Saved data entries
____________

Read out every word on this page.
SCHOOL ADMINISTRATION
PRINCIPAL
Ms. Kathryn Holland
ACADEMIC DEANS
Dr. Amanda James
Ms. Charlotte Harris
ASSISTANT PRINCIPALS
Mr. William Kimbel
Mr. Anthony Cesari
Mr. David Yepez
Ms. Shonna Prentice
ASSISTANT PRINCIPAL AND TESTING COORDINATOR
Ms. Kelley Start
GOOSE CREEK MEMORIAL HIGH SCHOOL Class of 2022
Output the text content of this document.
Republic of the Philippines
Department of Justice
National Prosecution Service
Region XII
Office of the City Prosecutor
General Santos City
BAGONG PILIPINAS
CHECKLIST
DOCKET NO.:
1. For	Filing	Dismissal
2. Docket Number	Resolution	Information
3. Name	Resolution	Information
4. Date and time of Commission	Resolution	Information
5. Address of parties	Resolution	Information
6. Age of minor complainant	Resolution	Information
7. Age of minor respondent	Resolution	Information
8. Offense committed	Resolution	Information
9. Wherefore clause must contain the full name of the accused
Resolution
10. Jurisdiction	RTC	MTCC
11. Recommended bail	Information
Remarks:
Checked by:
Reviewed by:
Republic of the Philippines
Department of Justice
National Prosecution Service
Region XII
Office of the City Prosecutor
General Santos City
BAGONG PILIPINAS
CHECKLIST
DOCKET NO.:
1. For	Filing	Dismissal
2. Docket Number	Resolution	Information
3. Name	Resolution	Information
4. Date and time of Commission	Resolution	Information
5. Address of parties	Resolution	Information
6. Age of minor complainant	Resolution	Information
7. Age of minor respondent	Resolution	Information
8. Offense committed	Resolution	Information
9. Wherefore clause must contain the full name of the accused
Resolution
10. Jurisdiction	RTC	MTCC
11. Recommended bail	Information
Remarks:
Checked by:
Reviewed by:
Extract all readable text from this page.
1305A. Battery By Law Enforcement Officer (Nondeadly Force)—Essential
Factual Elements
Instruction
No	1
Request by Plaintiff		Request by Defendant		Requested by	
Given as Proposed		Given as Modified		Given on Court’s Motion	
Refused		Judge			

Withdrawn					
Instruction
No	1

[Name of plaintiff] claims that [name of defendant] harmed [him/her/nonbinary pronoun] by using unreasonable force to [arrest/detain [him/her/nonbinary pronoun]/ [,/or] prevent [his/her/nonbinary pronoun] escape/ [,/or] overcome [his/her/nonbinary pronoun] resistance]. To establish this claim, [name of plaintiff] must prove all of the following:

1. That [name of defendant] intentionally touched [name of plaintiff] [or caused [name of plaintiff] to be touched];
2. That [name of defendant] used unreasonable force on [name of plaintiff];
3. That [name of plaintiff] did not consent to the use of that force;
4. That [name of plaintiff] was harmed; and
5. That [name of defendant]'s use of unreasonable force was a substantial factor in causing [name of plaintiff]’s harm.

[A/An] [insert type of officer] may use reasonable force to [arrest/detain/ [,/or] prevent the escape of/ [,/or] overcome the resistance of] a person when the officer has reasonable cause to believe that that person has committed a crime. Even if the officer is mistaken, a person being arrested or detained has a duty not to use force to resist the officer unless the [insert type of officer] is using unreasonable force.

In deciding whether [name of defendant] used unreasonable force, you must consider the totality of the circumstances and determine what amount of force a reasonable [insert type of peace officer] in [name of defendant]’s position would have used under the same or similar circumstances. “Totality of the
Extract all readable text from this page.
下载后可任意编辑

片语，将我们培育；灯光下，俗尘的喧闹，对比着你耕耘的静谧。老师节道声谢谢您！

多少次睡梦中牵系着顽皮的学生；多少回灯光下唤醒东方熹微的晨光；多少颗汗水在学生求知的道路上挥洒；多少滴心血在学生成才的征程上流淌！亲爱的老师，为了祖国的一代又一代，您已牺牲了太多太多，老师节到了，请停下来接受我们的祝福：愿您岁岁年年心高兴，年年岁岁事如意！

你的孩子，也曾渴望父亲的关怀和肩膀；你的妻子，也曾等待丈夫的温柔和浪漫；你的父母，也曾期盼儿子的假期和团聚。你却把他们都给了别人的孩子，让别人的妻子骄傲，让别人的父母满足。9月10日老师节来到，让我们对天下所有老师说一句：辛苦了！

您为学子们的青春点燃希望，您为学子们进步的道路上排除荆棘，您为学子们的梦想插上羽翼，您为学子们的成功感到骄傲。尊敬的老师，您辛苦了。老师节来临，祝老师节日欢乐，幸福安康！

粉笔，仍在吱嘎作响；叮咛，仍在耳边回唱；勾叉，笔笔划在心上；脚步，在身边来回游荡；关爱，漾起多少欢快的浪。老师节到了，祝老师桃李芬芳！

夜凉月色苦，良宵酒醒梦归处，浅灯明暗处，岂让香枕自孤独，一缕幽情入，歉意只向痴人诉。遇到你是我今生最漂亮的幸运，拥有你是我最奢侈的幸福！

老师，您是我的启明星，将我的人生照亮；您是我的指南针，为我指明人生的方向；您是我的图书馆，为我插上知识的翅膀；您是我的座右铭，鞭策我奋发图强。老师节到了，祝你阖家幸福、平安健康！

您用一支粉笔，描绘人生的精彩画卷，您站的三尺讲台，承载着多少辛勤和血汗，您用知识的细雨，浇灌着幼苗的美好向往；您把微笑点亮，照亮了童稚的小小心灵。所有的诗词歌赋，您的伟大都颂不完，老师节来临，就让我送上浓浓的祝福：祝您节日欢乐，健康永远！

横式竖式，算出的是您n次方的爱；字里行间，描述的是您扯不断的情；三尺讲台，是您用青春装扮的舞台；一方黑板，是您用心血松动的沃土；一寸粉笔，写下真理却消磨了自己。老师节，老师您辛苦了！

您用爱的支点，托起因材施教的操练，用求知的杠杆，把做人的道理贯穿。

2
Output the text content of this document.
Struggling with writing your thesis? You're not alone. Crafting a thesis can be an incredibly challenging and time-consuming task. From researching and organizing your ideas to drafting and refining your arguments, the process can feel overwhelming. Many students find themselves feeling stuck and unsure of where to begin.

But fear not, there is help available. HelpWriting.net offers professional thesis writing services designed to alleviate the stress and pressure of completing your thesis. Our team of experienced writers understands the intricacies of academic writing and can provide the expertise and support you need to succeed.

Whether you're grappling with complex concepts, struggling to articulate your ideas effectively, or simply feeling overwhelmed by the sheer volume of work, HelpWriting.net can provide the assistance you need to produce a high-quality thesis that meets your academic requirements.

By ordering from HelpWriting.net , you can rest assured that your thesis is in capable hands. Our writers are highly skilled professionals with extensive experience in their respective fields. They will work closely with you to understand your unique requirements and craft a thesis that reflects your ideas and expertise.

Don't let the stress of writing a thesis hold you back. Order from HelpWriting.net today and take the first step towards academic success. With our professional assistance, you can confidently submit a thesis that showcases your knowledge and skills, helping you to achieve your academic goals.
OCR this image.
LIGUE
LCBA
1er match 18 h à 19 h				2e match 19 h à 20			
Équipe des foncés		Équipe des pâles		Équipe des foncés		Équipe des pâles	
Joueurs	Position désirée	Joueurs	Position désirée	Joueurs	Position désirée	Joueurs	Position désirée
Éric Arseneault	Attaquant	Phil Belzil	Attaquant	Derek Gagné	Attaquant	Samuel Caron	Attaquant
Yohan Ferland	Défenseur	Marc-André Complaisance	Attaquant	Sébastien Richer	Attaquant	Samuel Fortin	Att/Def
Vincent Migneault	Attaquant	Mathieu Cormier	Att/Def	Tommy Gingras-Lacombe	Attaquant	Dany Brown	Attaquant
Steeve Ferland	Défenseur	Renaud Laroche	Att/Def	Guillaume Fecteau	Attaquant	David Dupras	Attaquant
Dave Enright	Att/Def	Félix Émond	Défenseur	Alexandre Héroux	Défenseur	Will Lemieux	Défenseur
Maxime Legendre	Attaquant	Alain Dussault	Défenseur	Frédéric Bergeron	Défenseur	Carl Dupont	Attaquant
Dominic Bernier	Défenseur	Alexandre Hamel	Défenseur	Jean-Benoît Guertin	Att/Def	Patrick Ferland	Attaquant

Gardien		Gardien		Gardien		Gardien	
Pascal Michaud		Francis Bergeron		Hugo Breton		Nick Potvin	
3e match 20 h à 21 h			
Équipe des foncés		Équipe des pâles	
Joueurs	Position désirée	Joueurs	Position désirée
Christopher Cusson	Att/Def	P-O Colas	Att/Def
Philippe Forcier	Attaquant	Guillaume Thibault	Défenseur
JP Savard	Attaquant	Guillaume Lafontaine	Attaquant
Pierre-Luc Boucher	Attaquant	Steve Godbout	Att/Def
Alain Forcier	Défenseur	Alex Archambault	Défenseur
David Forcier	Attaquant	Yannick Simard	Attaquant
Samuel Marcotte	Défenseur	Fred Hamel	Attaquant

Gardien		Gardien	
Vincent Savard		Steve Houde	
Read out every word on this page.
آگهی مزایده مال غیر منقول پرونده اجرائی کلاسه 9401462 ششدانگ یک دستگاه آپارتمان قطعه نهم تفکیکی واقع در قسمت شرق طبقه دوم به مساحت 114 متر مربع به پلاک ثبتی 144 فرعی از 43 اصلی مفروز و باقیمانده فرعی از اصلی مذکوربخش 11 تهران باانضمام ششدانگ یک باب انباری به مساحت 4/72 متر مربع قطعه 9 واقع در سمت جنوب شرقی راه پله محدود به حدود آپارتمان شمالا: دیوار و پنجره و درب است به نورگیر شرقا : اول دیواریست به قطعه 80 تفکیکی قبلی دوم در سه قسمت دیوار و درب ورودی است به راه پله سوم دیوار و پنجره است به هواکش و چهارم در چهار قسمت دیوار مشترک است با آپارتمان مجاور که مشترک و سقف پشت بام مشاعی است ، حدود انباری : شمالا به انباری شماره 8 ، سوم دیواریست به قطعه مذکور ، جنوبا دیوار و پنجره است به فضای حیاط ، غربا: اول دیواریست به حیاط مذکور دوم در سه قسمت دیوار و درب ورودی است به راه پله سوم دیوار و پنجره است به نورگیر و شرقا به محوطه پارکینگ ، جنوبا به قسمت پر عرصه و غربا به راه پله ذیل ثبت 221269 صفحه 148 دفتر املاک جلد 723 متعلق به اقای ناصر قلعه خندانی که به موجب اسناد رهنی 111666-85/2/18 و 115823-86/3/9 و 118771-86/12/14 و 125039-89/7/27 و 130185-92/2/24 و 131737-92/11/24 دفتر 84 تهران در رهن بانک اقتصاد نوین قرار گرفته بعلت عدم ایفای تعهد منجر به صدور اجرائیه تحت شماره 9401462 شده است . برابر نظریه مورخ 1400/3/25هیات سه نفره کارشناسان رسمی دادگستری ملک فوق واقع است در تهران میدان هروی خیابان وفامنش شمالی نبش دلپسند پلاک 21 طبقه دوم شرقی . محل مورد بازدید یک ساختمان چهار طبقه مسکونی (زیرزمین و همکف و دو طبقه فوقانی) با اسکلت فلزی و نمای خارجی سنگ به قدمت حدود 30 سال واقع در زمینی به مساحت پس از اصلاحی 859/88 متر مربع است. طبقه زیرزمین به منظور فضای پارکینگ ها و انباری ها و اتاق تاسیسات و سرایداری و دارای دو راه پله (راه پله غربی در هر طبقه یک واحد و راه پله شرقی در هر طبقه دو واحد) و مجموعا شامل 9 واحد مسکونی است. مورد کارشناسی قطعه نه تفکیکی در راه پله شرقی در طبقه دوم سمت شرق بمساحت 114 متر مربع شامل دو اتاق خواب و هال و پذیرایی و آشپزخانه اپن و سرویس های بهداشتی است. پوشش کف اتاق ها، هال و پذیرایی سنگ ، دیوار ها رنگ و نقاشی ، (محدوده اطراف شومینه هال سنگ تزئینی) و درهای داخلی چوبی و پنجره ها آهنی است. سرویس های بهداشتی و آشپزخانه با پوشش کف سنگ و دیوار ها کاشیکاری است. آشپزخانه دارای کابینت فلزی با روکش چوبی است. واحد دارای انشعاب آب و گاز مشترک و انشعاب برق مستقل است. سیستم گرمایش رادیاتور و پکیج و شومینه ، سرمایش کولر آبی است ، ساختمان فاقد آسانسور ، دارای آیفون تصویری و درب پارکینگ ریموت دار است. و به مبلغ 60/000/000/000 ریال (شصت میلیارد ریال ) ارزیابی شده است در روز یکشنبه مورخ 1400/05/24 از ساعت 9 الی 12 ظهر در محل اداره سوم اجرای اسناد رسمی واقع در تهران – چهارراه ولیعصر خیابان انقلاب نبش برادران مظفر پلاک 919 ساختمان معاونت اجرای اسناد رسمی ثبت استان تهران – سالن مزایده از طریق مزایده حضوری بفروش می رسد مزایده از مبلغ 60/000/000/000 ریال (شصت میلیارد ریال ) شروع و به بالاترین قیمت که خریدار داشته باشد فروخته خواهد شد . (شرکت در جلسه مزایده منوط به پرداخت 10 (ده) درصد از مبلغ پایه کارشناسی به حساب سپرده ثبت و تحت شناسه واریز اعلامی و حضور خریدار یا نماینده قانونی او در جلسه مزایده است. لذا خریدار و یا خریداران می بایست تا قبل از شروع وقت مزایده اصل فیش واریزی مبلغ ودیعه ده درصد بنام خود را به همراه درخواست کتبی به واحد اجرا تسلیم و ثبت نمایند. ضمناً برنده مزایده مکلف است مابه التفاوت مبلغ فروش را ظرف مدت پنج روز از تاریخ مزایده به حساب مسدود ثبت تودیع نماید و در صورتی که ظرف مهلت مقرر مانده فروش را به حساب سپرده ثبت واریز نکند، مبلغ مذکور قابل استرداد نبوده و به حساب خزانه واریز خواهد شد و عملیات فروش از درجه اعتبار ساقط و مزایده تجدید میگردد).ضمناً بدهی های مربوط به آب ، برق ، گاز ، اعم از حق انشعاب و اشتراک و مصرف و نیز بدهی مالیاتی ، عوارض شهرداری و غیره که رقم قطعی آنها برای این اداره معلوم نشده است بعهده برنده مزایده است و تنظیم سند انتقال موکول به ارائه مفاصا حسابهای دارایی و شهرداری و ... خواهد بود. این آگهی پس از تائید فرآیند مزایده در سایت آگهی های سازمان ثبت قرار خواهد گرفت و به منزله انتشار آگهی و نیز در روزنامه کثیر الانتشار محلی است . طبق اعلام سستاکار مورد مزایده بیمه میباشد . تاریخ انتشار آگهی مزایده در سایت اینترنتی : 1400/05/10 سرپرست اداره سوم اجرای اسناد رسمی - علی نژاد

____________

▶ [OBJECTIVE]
Of the lines above, how many include the word "Hamel"? Reply with the number only.

▶ [REPLY]
2